--- A block of data ---
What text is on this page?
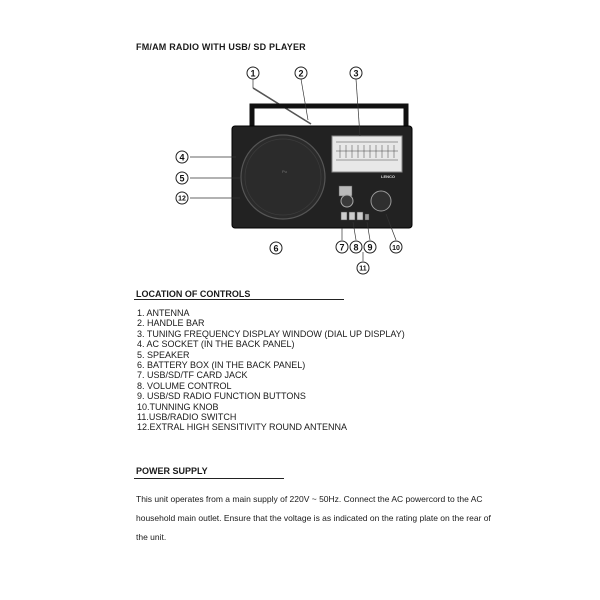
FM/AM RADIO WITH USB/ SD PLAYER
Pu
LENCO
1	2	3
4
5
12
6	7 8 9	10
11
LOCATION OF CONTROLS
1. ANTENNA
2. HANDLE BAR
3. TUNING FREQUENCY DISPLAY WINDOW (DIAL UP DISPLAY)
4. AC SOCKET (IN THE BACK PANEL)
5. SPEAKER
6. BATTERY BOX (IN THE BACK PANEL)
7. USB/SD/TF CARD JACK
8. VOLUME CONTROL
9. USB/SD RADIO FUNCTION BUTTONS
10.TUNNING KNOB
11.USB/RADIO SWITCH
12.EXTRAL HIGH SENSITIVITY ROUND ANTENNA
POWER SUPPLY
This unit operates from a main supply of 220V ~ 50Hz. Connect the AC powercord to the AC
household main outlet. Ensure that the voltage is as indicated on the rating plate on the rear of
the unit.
==
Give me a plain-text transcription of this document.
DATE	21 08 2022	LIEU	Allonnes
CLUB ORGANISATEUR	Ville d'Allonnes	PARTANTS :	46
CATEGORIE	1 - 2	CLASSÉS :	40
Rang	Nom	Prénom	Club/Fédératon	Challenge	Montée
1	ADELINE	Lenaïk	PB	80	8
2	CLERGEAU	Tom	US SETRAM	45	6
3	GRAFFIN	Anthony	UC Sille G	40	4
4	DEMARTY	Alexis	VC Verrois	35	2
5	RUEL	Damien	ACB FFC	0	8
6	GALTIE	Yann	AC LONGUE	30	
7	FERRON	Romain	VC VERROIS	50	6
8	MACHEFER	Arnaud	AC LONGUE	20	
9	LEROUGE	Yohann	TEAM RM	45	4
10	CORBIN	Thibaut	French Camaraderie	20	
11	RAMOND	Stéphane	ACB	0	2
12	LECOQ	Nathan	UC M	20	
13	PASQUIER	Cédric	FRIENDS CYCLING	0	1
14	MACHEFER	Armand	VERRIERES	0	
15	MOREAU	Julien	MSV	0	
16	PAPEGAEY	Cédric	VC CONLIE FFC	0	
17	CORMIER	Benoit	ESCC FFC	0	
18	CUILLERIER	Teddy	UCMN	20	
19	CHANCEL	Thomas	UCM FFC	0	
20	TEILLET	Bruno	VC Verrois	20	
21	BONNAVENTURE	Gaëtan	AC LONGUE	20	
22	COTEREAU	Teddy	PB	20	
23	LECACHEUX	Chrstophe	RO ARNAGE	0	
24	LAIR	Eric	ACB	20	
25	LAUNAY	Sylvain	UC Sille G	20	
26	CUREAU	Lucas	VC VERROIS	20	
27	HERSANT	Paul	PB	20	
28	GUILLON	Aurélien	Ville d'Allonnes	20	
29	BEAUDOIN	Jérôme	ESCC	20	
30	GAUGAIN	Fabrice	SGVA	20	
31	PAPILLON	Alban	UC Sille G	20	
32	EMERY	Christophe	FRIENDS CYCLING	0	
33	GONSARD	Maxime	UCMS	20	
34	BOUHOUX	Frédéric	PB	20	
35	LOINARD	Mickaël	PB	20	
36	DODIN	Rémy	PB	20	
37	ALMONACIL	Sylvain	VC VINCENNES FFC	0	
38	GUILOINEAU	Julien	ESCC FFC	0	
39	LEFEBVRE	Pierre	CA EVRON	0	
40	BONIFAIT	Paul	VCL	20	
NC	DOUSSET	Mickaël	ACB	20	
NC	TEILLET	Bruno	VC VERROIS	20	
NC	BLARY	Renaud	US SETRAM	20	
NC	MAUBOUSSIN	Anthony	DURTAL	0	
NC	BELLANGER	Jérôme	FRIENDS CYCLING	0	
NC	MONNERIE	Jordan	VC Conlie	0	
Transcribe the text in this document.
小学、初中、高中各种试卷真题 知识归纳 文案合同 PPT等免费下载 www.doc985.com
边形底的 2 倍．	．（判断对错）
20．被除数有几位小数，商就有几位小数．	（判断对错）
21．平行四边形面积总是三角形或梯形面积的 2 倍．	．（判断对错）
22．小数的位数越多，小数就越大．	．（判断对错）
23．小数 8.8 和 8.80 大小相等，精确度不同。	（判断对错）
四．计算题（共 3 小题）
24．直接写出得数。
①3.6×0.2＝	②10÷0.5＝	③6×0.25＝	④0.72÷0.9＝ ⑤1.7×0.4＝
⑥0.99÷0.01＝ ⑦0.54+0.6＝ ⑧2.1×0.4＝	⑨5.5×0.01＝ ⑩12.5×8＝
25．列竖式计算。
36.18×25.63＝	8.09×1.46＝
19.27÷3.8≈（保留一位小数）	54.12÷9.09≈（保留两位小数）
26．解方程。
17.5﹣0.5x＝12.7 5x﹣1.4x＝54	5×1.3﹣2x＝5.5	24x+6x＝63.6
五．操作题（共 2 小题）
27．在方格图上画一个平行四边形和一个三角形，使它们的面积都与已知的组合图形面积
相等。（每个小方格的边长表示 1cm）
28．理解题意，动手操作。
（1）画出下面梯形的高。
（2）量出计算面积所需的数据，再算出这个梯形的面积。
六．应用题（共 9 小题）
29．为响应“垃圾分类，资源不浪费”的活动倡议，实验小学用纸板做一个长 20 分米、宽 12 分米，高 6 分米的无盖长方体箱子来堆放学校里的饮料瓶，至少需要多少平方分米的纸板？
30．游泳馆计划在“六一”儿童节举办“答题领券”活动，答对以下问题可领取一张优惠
...
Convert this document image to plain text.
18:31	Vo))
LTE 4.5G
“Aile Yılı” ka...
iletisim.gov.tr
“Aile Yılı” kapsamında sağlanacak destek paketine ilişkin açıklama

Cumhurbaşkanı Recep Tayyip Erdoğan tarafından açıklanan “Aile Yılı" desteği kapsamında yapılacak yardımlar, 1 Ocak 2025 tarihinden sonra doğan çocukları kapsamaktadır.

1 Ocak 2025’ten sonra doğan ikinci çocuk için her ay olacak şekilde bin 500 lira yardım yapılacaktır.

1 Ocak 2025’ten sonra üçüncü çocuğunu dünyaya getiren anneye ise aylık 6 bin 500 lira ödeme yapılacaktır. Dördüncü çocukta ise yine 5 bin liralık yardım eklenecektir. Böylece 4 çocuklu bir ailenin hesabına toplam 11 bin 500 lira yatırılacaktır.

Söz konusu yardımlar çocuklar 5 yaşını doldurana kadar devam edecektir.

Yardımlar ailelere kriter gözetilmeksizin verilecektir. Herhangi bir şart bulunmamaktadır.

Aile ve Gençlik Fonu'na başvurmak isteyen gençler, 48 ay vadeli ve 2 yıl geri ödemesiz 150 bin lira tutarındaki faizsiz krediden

--- Required work ---
Of the lines above, how many include the word "Ville"? Reply with the number only.

--- Answer to this exercise ---
2